## [Task statement]
Copy out all lines carrying the word "JSON".
┌─ Information given
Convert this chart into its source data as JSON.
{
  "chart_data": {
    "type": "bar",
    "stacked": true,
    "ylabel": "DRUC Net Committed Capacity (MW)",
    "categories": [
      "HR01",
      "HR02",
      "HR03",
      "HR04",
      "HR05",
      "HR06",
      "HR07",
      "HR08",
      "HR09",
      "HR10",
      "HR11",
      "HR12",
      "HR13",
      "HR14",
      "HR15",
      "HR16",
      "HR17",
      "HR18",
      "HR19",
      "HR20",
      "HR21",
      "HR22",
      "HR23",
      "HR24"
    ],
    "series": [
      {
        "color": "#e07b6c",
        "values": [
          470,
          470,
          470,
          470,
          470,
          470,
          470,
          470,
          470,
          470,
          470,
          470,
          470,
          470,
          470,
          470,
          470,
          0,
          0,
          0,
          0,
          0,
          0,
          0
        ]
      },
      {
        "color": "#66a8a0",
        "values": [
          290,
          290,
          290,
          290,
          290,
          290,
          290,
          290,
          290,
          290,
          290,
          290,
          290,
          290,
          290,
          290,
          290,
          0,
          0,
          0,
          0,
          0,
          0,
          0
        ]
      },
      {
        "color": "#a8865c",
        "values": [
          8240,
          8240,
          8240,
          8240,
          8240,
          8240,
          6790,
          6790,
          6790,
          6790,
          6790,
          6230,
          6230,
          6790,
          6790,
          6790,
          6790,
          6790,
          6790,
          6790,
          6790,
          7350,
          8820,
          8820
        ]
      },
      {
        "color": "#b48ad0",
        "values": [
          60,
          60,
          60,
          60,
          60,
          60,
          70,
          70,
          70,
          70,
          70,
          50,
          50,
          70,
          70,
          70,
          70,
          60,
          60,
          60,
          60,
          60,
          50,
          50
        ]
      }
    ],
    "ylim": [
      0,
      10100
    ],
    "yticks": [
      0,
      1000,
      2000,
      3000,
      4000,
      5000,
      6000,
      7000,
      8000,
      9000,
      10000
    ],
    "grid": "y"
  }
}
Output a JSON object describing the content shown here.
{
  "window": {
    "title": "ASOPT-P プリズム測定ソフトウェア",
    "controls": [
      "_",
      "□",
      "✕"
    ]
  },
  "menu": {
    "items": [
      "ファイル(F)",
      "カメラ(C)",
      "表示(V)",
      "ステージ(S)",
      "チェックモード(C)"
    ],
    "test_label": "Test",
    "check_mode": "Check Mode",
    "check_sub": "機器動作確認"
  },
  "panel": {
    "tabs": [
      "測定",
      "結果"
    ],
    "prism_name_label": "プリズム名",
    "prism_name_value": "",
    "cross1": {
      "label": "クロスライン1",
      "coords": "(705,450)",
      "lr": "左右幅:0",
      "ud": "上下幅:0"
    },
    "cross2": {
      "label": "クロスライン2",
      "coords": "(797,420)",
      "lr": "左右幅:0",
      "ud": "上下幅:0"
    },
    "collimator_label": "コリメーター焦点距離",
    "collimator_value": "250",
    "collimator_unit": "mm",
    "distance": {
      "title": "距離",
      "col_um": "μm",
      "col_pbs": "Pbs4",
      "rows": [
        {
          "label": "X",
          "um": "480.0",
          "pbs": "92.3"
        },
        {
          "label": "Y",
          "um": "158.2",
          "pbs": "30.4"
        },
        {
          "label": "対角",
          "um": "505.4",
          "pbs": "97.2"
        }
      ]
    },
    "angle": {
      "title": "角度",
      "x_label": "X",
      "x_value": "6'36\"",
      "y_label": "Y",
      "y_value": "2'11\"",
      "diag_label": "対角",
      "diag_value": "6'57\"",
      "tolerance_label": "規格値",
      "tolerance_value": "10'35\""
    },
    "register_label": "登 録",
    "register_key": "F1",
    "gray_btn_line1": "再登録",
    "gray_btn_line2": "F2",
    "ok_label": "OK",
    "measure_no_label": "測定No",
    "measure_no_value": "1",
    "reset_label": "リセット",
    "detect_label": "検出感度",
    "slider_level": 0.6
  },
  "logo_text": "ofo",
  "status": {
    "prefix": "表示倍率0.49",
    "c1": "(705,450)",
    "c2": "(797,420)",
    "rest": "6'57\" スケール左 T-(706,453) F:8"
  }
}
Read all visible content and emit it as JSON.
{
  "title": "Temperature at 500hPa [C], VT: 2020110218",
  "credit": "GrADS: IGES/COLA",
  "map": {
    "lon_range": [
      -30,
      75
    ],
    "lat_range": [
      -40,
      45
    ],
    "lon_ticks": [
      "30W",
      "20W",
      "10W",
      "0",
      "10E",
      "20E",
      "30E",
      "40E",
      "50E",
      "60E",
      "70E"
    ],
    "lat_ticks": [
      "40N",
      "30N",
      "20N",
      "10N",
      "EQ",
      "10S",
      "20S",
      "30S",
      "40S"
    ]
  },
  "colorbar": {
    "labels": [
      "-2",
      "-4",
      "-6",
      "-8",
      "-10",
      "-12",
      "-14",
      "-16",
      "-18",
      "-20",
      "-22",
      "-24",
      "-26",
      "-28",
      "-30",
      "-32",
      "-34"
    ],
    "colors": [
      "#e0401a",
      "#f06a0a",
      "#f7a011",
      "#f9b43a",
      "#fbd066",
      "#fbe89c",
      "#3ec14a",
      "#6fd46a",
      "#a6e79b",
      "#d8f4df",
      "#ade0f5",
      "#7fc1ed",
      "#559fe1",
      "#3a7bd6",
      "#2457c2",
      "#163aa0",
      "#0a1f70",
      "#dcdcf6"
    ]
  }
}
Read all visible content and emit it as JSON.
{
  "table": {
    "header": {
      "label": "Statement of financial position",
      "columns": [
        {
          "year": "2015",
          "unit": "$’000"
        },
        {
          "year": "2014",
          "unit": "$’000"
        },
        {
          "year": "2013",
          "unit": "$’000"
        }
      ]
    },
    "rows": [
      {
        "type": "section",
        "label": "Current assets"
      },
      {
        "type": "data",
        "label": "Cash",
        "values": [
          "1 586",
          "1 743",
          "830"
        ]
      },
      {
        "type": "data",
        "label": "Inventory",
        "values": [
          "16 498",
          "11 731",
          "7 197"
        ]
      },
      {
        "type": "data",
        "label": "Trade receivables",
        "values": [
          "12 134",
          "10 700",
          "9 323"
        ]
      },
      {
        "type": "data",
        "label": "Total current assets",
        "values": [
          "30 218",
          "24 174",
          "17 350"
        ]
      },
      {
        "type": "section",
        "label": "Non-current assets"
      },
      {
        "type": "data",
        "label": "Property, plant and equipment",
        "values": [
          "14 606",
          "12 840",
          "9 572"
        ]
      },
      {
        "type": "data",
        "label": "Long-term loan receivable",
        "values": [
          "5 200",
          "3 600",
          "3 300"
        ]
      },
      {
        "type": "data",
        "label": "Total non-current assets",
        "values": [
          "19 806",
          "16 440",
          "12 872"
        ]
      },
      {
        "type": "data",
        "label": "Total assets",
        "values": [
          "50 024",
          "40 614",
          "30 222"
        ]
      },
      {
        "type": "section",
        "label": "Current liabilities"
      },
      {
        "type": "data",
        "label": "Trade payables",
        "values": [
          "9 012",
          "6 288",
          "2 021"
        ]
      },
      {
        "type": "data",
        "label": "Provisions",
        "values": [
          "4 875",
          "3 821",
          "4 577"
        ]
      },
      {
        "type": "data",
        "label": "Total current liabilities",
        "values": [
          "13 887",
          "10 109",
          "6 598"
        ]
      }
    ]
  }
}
└─
## [Response]
Convert this chart into its source data as JSON.
Output a JSON object describing the content shown here.
Read all visible content and emit it as JSON.
Read all visible content and emit it as JSON.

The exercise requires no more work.